__The task__
Wherever a line in the data below holds "this", copy that line.

───── Records for processing

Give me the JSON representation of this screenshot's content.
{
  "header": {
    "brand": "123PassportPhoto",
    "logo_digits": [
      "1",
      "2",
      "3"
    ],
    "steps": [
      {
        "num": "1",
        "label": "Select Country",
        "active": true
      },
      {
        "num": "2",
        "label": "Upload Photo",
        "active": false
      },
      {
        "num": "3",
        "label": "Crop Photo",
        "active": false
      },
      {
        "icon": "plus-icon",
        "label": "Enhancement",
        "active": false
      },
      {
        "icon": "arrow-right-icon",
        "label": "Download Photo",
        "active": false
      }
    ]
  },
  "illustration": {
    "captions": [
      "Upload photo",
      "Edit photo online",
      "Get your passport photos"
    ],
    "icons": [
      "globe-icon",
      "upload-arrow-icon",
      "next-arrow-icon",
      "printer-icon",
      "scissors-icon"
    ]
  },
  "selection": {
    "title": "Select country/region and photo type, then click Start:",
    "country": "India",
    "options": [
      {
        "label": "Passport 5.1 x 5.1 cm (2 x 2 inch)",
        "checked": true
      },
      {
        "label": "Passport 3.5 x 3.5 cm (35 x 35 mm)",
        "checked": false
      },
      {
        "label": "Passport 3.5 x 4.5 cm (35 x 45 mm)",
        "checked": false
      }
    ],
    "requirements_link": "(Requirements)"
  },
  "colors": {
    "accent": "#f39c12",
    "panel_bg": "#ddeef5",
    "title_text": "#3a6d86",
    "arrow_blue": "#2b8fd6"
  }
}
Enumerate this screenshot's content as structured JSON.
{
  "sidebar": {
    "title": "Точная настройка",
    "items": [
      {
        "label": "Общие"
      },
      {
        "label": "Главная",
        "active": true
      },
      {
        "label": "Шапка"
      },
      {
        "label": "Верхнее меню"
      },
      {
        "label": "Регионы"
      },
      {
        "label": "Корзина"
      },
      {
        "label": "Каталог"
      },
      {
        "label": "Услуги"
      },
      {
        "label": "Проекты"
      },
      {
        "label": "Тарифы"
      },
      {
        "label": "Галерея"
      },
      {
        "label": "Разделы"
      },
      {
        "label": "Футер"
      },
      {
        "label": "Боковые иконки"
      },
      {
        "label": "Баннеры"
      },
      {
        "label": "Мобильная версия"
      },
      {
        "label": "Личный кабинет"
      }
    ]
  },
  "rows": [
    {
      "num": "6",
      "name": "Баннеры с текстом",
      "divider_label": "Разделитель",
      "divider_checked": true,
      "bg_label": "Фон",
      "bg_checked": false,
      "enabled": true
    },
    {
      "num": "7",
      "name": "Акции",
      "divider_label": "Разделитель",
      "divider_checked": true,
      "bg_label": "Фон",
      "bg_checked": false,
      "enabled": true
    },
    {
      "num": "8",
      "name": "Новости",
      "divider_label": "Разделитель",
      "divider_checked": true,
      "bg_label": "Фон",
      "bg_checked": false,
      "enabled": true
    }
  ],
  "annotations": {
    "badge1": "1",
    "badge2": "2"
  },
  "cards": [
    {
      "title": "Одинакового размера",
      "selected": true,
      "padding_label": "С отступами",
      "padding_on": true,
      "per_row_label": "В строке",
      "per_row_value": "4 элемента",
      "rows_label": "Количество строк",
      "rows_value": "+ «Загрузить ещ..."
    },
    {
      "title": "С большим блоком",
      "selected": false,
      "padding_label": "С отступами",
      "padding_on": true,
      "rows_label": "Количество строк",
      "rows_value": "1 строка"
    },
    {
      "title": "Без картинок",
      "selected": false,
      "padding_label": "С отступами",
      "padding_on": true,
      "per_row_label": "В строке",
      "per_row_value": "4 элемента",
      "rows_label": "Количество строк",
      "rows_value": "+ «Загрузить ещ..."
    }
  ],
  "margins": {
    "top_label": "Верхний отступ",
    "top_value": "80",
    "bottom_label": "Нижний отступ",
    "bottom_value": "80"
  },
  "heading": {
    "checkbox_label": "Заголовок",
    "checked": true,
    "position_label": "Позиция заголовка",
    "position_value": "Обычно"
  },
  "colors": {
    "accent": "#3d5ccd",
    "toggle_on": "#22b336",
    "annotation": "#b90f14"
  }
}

──────────

__Reply__
Give me the JSON representation of this screenshot's content.
Enumerate this screenshot's content as structured JSON.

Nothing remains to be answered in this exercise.